- [OBJECTIVE] Take the listing and print it in full, exactly as given.

- [LISTED ENTRIES]
-------
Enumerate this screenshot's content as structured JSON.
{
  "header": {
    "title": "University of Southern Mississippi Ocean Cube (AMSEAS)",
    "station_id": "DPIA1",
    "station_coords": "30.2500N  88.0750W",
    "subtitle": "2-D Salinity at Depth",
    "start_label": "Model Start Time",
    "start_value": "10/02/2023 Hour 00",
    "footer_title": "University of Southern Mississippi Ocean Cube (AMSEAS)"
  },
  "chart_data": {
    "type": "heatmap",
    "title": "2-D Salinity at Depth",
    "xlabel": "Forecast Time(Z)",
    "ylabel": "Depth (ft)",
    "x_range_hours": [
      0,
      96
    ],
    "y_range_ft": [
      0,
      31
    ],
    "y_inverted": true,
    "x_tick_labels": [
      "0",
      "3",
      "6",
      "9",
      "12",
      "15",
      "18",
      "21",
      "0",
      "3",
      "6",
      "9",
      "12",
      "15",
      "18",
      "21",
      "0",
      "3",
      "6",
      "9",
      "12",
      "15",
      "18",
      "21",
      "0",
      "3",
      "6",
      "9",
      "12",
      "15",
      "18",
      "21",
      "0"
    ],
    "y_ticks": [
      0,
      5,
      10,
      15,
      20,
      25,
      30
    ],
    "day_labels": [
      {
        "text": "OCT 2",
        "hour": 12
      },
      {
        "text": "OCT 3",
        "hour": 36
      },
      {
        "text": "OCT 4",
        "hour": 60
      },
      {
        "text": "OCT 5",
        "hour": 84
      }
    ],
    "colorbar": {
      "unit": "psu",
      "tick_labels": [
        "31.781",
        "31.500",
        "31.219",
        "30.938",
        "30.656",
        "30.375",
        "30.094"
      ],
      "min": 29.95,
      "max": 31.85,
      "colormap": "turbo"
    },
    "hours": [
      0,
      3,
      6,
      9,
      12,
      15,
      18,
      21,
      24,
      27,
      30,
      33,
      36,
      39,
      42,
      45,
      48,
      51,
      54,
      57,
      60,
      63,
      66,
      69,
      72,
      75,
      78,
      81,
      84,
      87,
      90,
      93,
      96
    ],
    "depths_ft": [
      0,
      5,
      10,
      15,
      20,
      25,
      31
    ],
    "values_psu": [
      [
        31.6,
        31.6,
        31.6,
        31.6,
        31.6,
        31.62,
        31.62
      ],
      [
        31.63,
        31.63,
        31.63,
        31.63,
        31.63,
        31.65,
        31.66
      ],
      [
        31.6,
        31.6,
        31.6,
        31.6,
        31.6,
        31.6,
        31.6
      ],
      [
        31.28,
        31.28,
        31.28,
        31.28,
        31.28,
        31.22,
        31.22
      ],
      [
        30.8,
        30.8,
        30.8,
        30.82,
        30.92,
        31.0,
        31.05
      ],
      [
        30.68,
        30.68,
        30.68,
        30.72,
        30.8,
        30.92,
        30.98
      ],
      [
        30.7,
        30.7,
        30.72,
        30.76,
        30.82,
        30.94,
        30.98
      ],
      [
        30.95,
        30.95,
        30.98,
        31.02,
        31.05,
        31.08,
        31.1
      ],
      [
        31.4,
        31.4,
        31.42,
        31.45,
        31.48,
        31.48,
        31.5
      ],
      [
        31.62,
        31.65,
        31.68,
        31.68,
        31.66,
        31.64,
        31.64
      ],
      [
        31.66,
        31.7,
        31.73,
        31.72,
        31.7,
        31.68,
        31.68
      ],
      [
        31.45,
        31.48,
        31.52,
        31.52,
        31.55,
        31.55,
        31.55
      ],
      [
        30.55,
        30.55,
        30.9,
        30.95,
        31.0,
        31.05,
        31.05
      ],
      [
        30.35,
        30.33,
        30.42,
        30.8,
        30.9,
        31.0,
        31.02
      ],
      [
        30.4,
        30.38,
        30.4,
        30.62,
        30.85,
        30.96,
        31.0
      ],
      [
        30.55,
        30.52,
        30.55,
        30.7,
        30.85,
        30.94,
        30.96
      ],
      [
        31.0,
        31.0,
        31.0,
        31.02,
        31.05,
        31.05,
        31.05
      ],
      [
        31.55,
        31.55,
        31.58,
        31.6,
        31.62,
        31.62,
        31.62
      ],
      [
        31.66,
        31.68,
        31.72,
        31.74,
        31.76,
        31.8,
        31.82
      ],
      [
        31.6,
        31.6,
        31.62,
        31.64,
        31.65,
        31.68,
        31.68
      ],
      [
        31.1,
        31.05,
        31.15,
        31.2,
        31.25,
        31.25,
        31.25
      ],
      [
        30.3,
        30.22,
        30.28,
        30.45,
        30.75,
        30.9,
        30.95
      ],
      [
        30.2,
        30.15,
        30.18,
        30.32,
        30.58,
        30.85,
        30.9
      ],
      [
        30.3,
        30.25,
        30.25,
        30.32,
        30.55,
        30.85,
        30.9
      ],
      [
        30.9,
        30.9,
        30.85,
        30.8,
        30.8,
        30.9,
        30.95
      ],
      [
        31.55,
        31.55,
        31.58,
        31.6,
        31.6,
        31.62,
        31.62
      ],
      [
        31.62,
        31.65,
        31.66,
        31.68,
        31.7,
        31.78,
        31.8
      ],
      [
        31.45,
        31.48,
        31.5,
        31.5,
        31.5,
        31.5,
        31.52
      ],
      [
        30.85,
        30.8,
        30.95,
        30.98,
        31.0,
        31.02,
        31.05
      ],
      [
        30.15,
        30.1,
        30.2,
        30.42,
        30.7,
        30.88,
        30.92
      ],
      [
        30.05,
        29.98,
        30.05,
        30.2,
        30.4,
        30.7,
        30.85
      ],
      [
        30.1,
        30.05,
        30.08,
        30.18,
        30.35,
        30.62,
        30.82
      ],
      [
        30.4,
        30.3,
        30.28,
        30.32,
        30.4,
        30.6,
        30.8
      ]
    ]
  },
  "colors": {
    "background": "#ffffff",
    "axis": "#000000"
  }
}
-------
- [EXERCISE ANSWER]
Enumerate this screenshot's content as structured JSON.
{
  "header": {
    "title": "University of Southern Mississippi Ocean Cube (AMSEAS)",
    "station_id": "DPIA1",
    "station_coords": "30.2500N  88.0750W",
    "subtitle": "2-D Salinity at Depth",
    "start_label": "Model Start Time",
    "start_value": "10/02/2023 Hour 00",
    "footer_title": "University of Southern Mississippi Ocean Cube (AMSEAS)"
  },
  "chart_data": {
    "type": "heatmap",
    "title": "2-D Salinity at Depth",
    "xlabel": "Forecast Time(Z)",
    "ylabel": "Depth (ft)",
    "x_range_hours": [
      0,
      96
    ],
    "y_range_ft": [
      0,
      31
    ],
    "y_inverted": true,
    "x_tick_labels": [
      "0",
      "3",
      "6",
      "9",
      "12",
      "15",
      "18",
      "21",
      "0",
      "3",
      "6",
      "9",
      "12",
      "15",
      "18",
      "21",
      "0",
      "3",
      "6",
      "9",
      "12",
      "15",
      "18",
      "21",
      "0",
      "3",
      "6",
      "9",
      "12",
      "15",
      "18",
      "21",
      "0"
    ],
    "y_ticks": [
      0,
      5,
      10,
      15,
      20,
      25,
      30
    ],
    "day_labels": [
      {
        "text": "OCT 2",
        "hour": 12
      },
      {
        "text": "OCT 3",
        "hour": 36
      },
      {
        "text": "OCT 4",
        "hour": 60
      },
      {
        "text": "OCT 5",
        "hour": 84
      }
    ],
    "colorbar": {
      "unit": "psu",
      "tick_labels": [
        "31.781",
        "31.500",
        "31.219",
        "30.938",
        "30.656",
        "30.375",
        "30.094"
      ],
      "min": 29.95,
      "max": 31.85,
      "colormap": "turbo"
    },
    "hours": [
      0,
      3,
      6,
      9,
      12,
      15,
      18,
      21,
      24,
      27,
      30,
      33,
      36,
      39,
      42,
      45,
      48,
      51,
      54,
      57,
      60,
      63,
      66,
      69,
      72,
      75,
      78,
      81,
      84,
      87,
      90,
      93,
      96
    ],
    "depths_ft": [
      0,
      5,
      10,
      15,
      20,
      25,
      31
    ],
    "values_psu": [
      [
        31.6,
        31.6,
        31.6,
        31.6,
        31.6,
        31.62,
        31.62
      ],
      [
        31.63,
        31.63,
        31.63,
        31.63,
        31.63,
        31.65,
        31.66
      ],
      [
        31.6,
        31.6,
        31.6,
        31.6,
        31.6,
        31.6,
        31.6
      ],
      [
        31.28,
        31.28,
        31.28,
        31.28,
        31.28,
        31.22,
        31.22
      ],
      [
        30.8,
        30.8,
        30.8,
        30.82,
        30.92,
        31.0,
        31.05
      ],
      [
        30.68,
        30.68,
        30.68,
        30.72,
        30.8,
        30.92,
        30.98
      ],
      [
        30.7,
        30.7,
        30.72,
        30.76,
        30.82,
        30.94,
        30.98
      ],
      [
        30.95,
        30.95,
        30.98,
        31.02,
        31.05,
        31.08,
        31.1
      ],
      [
        31.4,
        31.4,
        31.42,
        31.45,
        31.48,
        31.48,
        31.5
      ],
      [
        31.62,
        31.65,
        31.68,
        31.68,
        31.66,
        31.64,
        31.64
      ],
      [
        31.66,
        31.7,
        31.73,
        31.72,
        31.7,
        31.68,
        31.68
      ],
      [
        31.45,
        31.48,
        31.52,
        31.52,
        31.55,
        31.55,
        31.55
      ],
      [
        30.55,
        30.55,
        30.9,
        30.95,
        31.0,
        31.05,
        31.05
      ],
      [
        30.35,
        30.33,
        30.42,
        30.8,
        30.9,
        31.0,
        31.02
      ],
      [
        30.4,
        30.38,
        30.4,
        30.62,
        30.85,
        30.96,
        31.0
      ],
      [
        30.55,
        30.52,
        30.55,
        30.7,
        30.85,
        30.94,
        30.96
      ],
      [
        31.0,
        31.0,
        31.0,
        31.02,
        31.05,
        31.05,
        31.05
      ],
      [
        31.55,
        31.55,
        31.58,
        31.6,
        31.62,
        31.62,
        31.62
      ],
      [
        31.66,
        31.68,
        31.72,
        31.74,
        31.76,
        31.8,
        31.82
      ],
      [
        31.6,
        31.6,
        31.62,
        31.64,
        31.65,
        31.68,
        31.68
      ],
      [
        31.1,
        31.05,
        31.15,
        31.2,
        31.25,
        31.25,
        31.25
      ],
      [
        30.3,
        30.22,
        30.28,
        30.45,
        30.75,
        30.9,
        30.95
      ],
      [
        30.2,
        30.15,
        30.18,
        30.32,
        30.58,
        30.85,
        30.9
      ],
      [
        30.3,
        30.25,
        30.25,
        30.32,
        30.55,
        30.85,
        30.9
      ],
      [
        30.9,
        30.9,
        30.85,
        30.8,
        30.8,
        30.9,
        30.95
      ],
      [
        31.55,
        31.55,
        31.58,
        31.6,
        31.6,
        31.62,
        31.62
      ],
      [
        31.62,
        31.65,
        31.66,
        31.68,
        31.7,
        31.78,
        31.8
      ],
      [
        31.45,
        31.48,
        31.5,
        31.5,
        31.5,
        31.5,
        31.52
      ],
      [
        30.85,
        30.8,
        30.95,
        30.98,
        31.0,
        31.02,
        31.05
      ],
      [
        30.15,
        30.1,
        30.2,
        30.42,
        30.7,
        30.88,
        30.92
      ],
      [
        30.05,
        29.98,
        30.05,
        30.2,
        30.4,
        30.7,
        30.85
      ],
      [
        30.1,
        30.05,
        30.08,
        30.18,
        30.35,
        30.62,
        30.82
      ],
      [
        30.4,
        30.3,
        30.28,
        30.32,
        30.4,
        30.6,
        30.8
      ]
    ]
  },
  "colors": {
    "background": "#ffffff",
    "axis": "#000000"
  }
}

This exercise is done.